▶ _WORK TO DO_: Copy every line of the data in which the word "Effort" occurs.

[Figure dataset records]

..........

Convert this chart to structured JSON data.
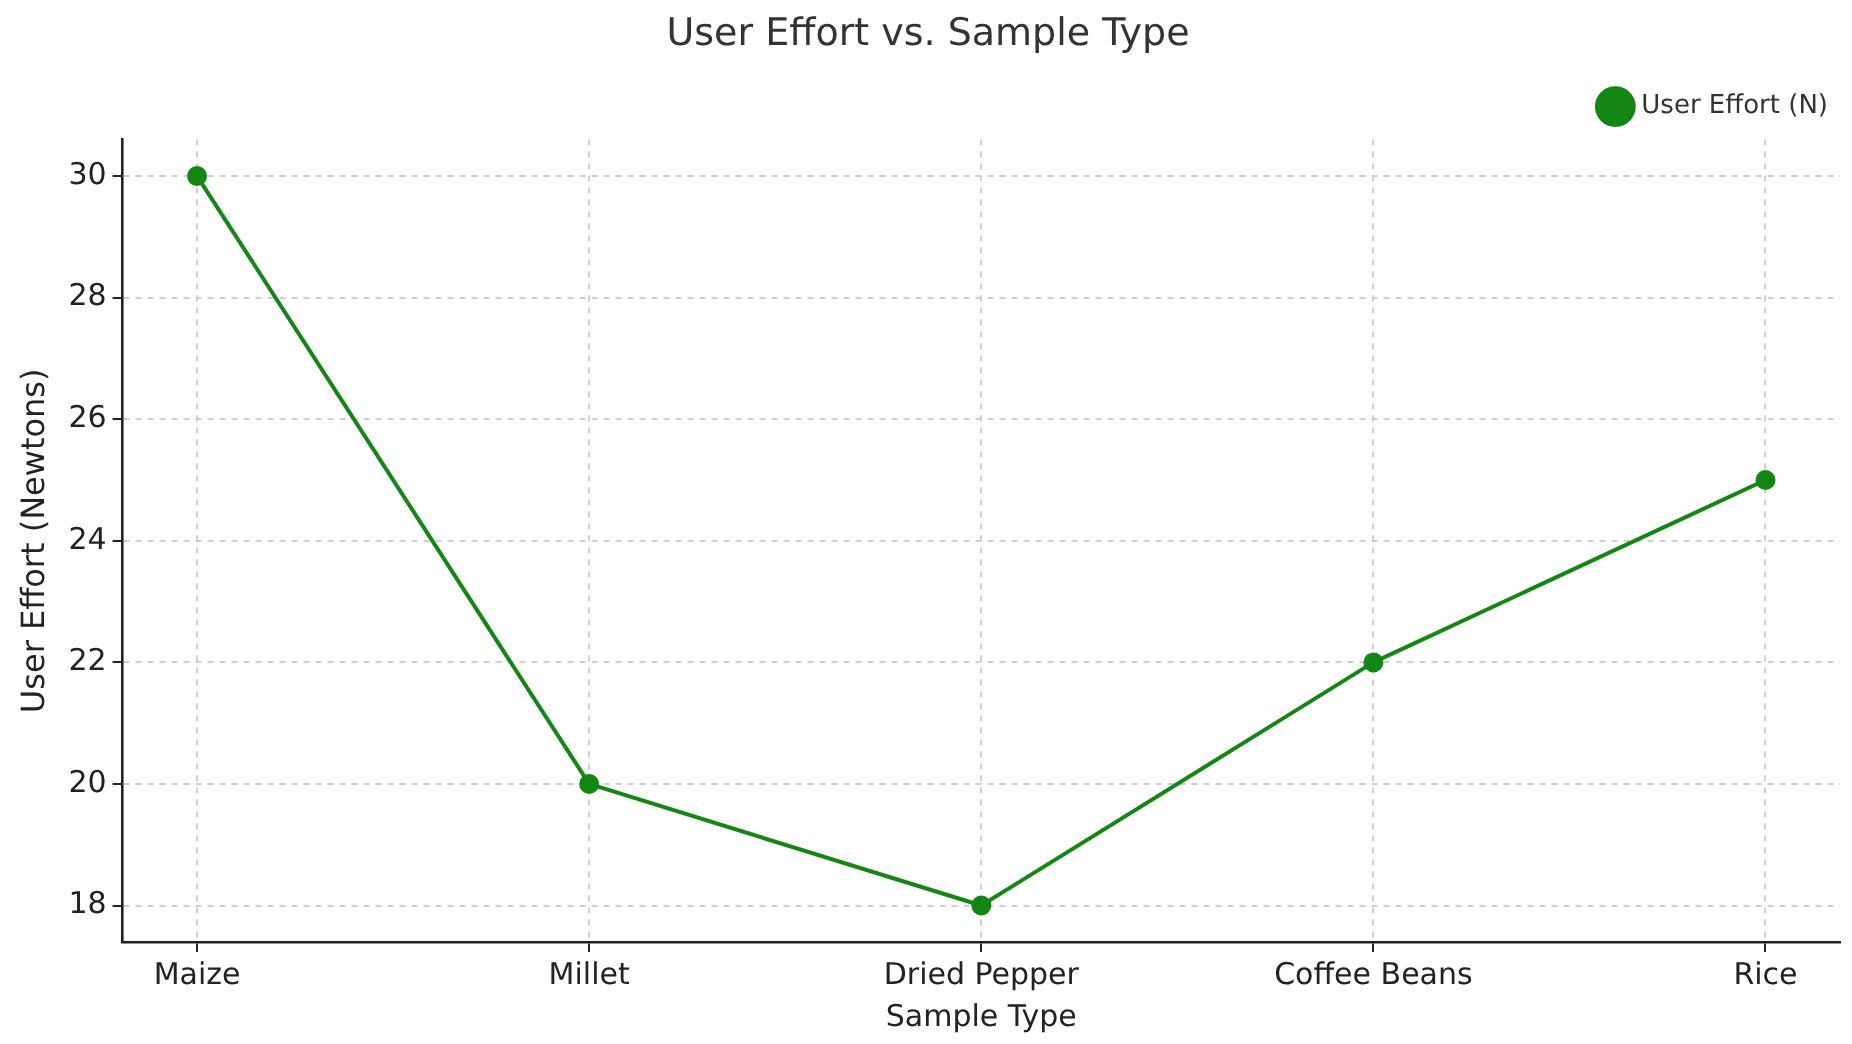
{
  "chart_data": {
    "type": "line",
    "title": "User Effort vs. Sample Type",
    "xlabel": "Sample Type",
    "ylabel": "User Effort (Newtons)",
    "categories": [
      "Maize",
      "Millet",
      "Dried Pepper",
      "Coffee Beans",
      "Rice"
    ],
    "series": [
      {
        "name": "User Effort (N)",
        "color": "#138613",
        "values": [
          30,
          20,
          18,
          22,
          25
        ]
      }
    ],
    "ylim": [
      17.4,
      30.6
    ],
    "yticks": [
      18,
      20,
      22,
      24,
      26,
      28,
      30
    ],
    "grid": true,
    "legend": "top right",
    "marker": "circle",
    "line_style": "solid"
  }
}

..........

▶ _CORRECT RESULT_:
    "title": "User Effort vs. Sample Type",
    "ylabel": "User Effort (Newtons)",
        "name": "User Effort (N)",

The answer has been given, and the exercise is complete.